Task goal =
Provide, as a JSON list of strings with one string per line and blank lines omitted, the lines running from the start of the records through the line containing "453, 204, 515]".

Extracted data entries
[Begin]
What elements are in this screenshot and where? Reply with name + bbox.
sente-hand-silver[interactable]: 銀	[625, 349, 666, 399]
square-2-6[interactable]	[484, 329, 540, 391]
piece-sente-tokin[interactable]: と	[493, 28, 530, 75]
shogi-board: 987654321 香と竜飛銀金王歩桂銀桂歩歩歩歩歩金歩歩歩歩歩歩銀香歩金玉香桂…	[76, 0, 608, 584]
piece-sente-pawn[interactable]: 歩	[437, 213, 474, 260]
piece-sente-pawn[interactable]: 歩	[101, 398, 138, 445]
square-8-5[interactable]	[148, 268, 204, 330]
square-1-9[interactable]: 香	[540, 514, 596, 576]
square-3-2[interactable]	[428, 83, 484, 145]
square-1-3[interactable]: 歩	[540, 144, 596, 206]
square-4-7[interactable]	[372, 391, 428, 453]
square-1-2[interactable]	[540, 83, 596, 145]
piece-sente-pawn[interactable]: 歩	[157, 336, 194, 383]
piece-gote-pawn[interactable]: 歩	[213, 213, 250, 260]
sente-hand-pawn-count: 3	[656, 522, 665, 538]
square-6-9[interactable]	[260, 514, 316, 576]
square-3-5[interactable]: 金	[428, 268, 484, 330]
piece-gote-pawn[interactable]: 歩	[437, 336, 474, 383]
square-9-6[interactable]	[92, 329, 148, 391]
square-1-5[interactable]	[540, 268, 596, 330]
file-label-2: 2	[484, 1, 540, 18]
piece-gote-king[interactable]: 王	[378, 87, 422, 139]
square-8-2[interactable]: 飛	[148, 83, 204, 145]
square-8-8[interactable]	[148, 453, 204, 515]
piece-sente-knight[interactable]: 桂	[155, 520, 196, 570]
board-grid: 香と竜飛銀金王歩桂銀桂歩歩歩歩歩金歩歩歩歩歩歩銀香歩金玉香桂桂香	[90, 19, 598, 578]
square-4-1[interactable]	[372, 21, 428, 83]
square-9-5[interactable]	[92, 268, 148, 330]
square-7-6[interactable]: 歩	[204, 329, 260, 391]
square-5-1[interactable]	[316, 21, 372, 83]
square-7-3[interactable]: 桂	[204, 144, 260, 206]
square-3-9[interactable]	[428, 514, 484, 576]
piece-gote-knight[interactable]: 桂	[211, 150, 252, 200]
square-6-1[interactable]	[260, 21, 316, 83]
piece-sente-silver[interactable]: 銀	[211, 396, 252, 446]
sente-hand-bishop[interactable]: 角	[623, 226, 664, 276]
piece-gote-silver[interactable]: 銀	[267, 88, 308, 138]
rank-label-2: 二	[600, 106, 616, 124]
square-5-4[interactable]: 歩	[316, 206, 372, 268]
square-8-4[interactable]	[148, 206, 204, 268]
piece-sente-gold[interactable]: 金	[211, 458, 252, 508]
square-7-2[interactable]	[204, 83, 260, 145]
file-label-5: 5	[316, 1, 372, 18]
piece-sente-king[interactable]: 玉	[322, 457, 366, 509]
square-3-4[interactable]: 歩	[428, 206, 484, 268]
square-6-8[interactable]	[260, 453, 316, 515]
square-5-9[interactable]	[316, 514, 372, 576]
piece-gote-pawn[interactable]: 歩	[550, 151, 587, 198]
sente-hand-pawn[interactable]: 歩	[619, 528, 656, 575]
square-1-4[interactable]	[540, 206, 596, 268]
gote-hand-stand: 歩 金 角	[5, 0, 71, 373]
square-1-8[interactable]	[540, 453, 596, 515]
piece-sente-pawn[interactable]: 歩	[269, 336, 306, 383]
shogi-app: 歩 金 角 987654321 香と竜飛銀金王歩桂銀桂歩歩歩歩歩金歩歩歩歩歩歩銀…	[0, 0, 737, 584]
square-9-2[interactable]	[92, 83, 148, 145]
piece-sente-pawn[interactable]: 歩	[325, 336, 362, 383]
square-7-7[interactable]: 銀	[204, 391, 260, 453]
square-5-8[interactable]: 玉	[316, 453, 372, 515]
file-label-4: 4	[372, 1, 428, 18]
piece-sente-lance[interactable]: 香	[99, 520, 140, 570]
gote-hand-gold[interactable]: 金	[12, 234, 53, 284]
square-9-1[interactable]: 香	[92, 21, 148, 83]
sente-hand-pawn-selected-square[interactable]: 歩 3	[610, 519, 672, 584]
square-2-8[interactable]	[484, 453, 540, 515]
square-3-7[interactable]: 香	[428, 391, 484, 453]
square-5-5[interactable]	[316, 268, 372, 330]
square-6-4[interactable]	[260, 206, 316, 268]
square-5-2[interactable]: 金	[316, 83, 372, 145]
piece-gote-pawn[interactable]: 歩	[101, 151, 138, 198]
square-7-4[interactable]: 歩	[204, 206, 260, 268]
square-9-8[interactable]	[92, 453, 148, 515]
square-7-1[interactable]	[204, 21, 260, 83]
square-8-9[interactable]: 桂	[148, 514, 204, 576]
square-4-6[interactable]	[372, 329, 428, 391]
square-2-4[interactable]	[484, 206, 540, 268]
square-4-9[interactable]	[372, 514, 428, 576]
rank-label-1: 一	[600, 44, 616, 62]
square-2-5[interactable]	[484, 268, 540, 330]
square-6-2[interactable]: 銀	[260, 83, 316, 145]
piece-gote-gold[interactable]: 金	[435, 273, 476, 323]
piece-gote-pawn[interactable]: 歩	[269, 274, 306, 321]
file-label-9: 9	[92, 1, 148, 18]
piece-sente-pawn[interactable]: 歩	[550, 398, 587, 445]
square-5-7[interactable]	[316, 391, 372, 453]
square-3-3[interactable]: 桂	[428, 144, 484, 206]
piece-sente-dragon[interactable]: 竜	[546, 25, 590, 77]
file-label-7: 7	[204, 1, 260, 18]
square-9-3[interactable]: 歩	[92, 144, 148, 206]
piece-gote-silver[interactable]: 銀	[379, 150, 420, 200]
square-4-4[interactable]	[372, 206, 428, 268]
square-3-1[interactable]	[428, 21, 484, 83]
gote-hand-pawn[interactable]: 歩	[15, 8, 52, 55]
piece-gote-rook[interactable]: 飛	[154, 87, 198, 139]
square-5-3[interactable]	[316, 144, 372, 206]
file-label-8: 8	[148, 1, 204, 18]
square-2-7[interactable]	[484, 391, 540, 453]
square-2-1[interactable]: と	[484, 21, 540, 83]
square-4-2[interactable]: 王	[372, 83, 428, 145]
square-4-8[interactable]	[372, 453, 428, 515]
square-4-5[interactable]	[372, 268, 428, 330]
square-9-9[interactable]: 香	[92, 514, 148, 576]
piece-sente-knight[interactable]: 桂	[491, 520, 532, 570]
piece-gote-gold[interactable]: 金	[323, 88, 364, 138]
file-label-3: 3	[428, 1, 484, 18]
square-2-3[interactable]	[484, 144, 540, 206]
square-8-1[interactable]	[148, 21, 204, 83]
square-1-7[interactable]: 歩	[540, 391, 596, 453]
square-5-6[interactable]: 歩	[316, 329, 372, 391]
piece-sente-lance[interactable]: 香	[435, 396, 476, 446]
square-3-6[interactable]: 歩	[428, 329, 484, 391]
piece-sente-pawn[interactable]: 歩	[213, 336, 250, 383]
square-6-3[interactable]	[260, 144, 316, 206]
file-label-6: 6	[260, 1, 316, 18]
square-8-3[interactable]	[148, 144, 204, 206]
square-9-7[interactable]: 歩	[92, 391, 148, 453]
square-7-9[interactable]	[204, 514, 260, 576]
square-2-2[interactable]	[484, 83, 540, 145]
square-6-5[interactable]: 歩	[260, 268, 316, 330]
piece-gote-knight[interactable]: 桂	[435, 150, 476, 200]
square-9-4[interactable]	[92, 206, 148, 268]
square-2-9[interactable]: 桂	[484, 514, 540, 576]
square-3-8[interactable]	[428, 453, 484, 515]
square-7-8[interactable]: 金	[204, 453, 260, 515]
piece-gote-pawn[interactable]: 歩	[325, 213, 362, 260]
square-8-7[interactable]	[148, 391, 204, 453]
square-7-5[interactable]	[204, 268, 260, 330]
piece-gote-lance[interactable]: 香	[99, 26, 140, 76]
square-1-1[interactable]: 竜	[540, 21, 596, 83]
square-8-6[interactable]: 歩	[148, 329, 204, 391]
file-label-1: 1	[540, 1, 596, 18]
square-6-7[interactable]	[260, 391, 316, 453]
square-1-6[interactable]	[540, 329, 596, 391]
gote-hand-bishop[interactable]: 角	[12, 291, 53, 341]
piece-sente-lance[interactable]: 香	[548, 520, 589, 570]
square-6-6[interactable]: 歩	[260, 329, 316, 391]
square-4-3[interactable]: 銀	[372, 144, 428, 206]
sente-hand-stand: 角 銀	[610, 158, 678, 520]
[End]
Task solution =
[
  "What elements are in this screenshot and where? Reply with name + bbox.",
  "sente-hand-silver[interactable]: 銀\t[625, 349, 666, 399]",
  "square-2-6[interactable]\t[484, 329, 540, 391]",
  "piece-sente-tokin[interactable]: と\t[493, 28, 530, 75]",
  "shogi-board: 987654321 香と竜飛銀金王歩桂銀桂歩歩歩歩歩金歩歩歩歩歩歩銀香歩金玉香桂…\t[76, 0, 608, 584]",
  "piece-sente-pawn[interactable]: 歩\t[437, 213, 474, 260]",
  "piece-sente-pawn[interactable]: 歩\t[101, 398, 138, 445]",
  "square-8-5[interactable]\t[148, 268, 204, 330]",
  "square-1-9[interactable]: 香\t[540, 514, 596, 576]",
  "square-3-2[interactable]\t[428, 83, 484, 145]",
  "square-1-3[interactable]: 歩\t[540, 144, 596, 206]",
  "square-4-7[interactable]\t[372, 391, 428, 453]",
  "square-1-2[interactable]\t[540, 83, 596, 145]",
  "piece-sente-pawn[interactable]: 歩\t[157, 336, 194, 383]",
  "piece-gote-pawn[interactable]: 歩\t[213, 213, 250, 260]",
  "sente-hand-pawn-count: 3\t[656, 522, 665, 538]",
  "square-6-9[interactable]\t[260, 514, 316, 576]",
  "square-3-5[interactable]: 金\t[428, 268, 484, 330]",
  "piece-gote-pawn[interactable]: 歩\t[437, 336, 474, 383]",
  "square-9-6[interactable]\t[92, 329, 148, 391]",
  "square-1-5[interactable]\t[540, 268, 596, 330]",
  "file-label-2: 2\t[484, 1, 540, 18]",
  "piece-gote-king[interactable]: 王\t[378, 87, 422, 139]",
  "square-8-2[interactable]: 飛\t[148, 83, 204, 145]",
  "square-8-8[interactable]\t[148, 453, 204, 515]"
]